* Given instruction *
Find the lines with the string "JSON" and return them.

* Dataset records *
☆ ☆ ☆
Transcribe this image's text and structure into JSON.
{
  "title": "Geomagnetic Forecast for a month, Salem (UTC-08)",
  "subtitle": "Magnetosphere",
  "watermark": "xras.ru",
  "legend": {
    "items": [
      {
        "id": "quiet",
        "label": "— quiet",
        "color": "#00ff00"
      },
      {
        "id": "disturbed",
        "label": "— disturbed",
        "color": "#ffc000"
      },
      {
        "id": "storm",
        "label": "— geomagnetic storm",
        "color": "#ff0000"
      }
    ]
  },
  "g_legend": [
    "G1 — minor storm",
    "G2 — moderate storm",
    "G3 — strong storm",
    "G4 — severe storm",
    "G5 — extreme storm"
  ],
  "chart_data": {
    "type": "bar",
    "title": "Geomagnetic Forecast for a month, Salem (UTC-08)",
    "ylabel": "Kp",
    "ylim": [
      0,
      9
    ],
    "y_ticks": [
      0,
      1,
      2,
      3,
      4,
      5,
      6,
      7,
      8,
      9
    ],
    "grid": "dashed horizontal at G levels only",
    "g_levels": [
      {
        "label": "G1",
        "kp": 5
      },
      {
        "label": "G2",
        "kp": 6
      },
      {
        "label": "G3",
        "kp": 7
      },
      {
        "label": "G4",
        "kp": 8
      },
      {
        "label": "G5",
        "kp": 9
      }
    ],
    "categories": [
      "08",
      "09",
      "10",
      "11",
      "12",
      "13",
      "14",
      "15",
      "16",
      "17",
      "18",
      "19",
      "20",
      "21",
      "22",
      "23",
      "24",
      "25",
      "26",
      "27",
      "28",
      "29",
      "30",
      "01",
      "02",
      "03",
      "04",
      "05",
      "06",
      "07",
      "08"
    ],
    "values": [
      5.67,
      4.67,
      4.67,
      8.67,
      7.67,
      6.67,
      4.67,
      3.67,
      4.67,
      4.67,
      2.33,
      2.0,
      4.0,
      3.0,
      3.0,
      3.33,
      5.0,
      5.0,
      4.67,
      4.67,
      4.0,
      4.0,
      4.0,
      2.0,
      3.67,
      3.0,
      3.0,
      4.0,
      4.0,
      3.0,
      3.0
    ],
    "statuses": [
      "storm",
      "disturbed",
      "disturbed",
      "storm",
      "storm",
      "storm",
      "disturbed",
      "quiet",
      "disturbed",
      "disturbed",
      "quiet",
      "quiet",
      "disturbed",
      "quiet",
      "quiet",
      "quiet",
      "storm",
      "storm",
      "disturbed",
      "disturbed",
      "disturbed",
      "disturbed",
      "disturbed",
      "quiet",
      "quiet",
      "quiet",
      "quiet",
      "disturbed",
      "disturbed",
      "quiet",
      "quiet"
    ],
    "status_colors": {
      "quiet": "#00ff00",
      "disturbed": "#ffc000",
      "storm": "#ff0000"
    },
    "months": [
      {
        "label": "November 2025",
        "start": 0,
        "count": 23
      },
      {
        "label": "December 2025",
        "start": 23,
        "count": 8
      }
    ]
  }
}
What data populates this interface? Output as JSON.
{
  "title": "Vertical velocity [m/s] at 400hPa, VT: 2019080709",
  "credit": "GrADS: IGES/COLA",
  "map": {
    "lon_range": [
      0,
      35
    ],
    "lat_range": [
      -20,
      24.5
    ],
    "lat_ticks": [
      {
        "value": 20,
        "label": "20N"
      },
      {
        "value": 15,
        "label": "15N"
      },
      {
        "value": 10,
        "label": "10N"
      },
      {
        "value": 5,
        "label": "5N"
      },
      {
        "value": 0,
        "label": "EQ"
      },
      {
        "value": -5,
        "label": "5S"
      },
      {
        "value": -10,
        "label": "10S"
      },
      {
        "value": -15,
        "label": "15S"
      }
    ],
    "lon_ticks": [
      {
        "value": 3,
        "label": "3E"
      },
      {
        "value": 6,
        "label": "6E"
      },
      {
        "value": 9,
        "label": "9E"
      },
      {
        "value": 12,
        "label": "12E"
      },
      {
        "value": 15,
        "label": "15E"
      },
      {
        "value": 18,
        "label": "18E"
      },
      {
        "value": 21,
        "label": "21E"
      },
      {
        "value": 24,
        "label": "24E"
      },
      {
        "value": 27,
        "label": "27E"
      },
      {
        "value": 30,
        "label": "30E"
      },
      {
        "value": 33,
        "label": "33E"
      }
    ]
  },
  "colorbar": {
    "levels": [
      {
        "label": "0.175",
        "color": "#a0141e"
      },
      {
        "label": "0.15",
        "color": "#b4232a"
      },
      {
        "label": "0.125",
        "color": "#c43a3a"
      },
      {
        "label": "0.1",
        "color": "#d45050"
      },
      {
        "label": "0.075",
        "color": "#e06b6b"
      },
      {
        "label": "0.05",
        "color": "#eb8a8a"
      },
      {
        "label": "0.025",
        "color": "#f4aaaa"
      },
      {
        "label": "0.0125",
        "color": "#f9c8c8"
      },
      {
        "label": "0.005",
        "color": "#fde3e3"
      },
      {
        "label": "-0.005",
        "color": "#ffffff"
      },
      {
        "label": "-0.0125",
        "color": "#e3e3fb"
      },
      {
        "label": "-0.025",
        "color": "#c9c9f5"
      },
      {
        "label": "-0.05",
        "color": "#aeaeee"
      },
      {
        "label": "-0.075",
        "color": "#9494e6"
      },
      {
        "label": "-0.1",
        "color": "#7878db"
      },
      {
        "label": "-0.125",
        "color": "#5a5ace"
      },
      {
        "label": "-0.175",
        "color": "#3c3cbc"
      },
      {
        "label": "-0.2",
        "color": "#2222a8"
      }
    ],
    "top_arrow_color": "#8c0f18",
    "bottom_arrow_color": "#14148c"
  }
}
☆ ☆ ☆
* Answer to this problem *
Transcribe this image's text and structure into JSON.
What data populates this interface? Output as JSON.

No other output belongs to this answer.